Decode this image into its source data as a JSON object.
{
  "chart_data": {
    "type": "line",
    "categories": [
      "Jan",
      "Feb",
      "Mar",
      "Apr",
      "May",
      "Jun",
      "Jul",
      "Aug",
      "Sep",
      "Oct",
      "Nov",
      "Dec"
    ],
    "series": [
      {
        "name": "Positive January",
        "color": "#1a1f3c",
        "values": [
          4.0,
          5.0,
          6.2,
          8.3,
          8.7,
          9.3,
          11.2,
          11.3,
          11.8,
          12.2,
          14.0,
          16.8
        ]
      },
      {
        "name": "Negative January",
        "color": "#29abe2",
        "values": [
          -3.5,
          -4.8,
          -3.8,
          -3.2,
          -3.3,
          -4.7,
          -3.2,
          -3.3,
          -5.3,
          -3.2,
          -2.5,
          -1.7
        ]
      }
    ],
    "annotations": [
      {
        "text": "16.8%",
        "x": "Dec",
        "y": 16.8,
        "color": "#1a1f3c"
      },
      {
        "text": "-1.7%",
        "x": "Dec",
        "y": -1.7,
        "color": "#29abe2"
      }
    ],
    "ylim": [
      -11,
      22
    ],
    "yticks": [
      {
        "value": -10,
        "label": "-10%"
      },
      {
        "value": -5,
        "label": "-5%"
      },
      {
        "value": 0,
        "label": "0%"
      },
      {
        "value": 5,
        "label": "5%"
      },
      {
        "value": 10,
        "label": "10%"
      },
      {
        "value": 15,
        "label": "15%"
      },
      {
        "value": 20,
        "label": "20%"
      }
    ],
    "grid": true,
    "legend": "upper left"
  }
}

--

TO BE DONE. Search the entries for the word "label" and copy every line that has it.

ANSWER TO THE PROBLEM.
        "label": "-10%"
        "label": "-5%"
        "label": "0%"
        "label": "5%"
        "label": "10%"
        "label": "15%"
        "label": "20%"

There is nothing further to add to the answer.